Provided passage:
>> begin

Cisco phones have red colored LED that switches on before microphones are enabled. Somehow, even the Audio DSP has the pre-requisite. Hackers thought there is really no work around for this until they realized that there was a second microphone on the desk phone that was in the handset. This microphone is pretty sensitive to pickup surrounding voices, unlike one would expect it to. The way to turn it on is to lift the cradle which in turn completes the circuit. That was reprogrammable and hackers made it always connected.
Soon after the security analysts contacted Cisco, they worked on a fix that was found to be totally in-effective as per hackers. Cisco had put a one-line fix that would just not work. Cui said, “We don’t know of any solution to solve the systemic problem with Cisco’s IP Phone firmware except for the Symbiote technology or rewriting the firmware.”
Hacking Cisco VoIP [Full Video with Demo]
Cisco is finally taking this seriously. They have put down a task farce to work on a permanent fix. But researchers aren’t convinced. They claim that if the compromised Phone is injected with Rootkit, it can reprogram the ROM, which is actually a Flash memory. Once this is permanently written to this ROM, there’s no way you can fix the hacked microphone with any sort of software update fix.
Who is at Risk?
“It’s not just Cisco phones that are at risk. All VoIP phones are particularly problematic since they are everywhere and reveal our private communications.”
Hacking Cisco Phones [PDF] Slide 210 states, “Cisco Unified IP Phone 7900 series, also referred to as Cisco TNP Phones contain an input validation vulnerability. A local authenticated attacker with the ability to place a malicious binary on the phone could leverage this issue to elevate their privileges or take complete control of the device.”
The issue is due to a failure to properly validate certain system calls made to the kernel of the device. This failure could allow the attacker to overwrite arbitrary portions of user or kernel space memory.

>> end

Requests:
• 1. Render this sentence from the article on hacking Cisco phones in Spanish: "The issue is due to a failure to properly validate certain system calls made to the kernel of the device."
• 2. Carry on the article about hacking Cisco phones, starting right after its final sentence.

Raw data:
>> begin

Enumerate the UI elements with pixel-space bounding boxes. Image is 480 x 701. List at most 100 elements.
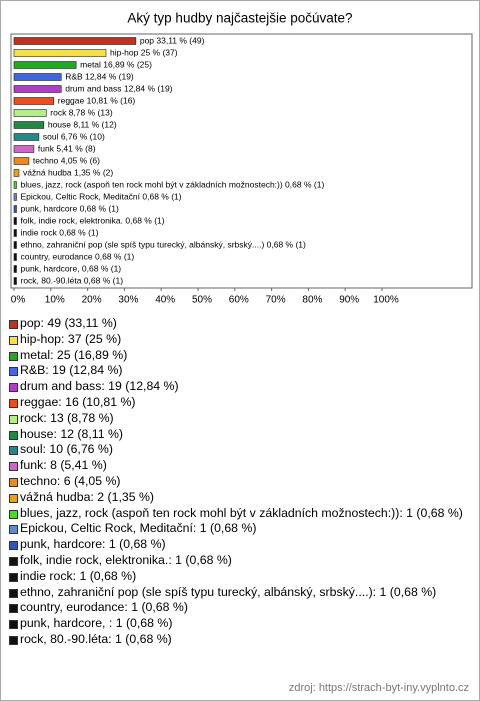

>> end

Replies:
• 1. El problema se debe a que no se validan correctamente ciertas llamadas al sistema dirigidas al núcleo del dispositivo.

• 2.
The following Cisco Unified IP Phone devices are affected:
- Cisco Unified IP Phone 7975G
- Cisco Unified IP Phone 7971G-GE
- Cisco Unified IP Phone 7970G
- Cisco Unified IP Phone 7965G
- Cisco Unified IP Phone 7962G
- Cisco Unified IP Phone 7961G
- Cisco Unified IP Phone 7961G-GE
- Cisco Unified IP Phone 7945G
- Cisco Unified IP Phone 7942G
- Cisco Unified IP Phone 7941G
- Cisco Unified IP Phone 7941G-GE
- Cisco Unified IP Phone 7931G
- Cisco Unified IP Phone 7911G
- Cisco Unified IP Phone 7906
The following models have reached end-of-life (EOL) status (for hardware only):
- Cisco Unified IP Phone 7971G-GE
- Cisco Unified IP Phone 7970G
- Cisco Unified IP Phone 7961G
- Cisco Unified IP Phone 7961G-GE
- Cisco Unified IP Phone 7941G
- Cisco Unified IP Phone 7941G-GE
- Cisco Unified IP Phone 7906
Fix for Cisco VoIP hacking
The concrete solution to this problem is a “new defense technology, called Software Symbiotes, that protects them from exploitation. The beauty of the Symbiote is that it can be used to protect all kinds of embedded systems, from phones and printers to ATM machines and even cars—systems that we all use every day.”
Symbiotes are a kind of digital life form that tightly co-exists with arbitrary executables in a mutually defensive arrangement. “They extract computational resources (CPU cycles) from the host while simultaneously protecting the host from attack and exploitation and, because they are by their nature so diverse, they can provide self-protection against direct attack by adversaries that directly target host defenses.”
Workaround
Cisco is working on the patch “CSCuc83860 bug,” till then you’ve to settle down with workarounds. Thingp3wn3r suggest “Restrict SSH and CLI access to trusted users only. Administrators may consider leveraging 802.1x device authentication to prevent unauthorized devices or systems from accessing the voice network.”
Its time for Cisco to start caring for their customers.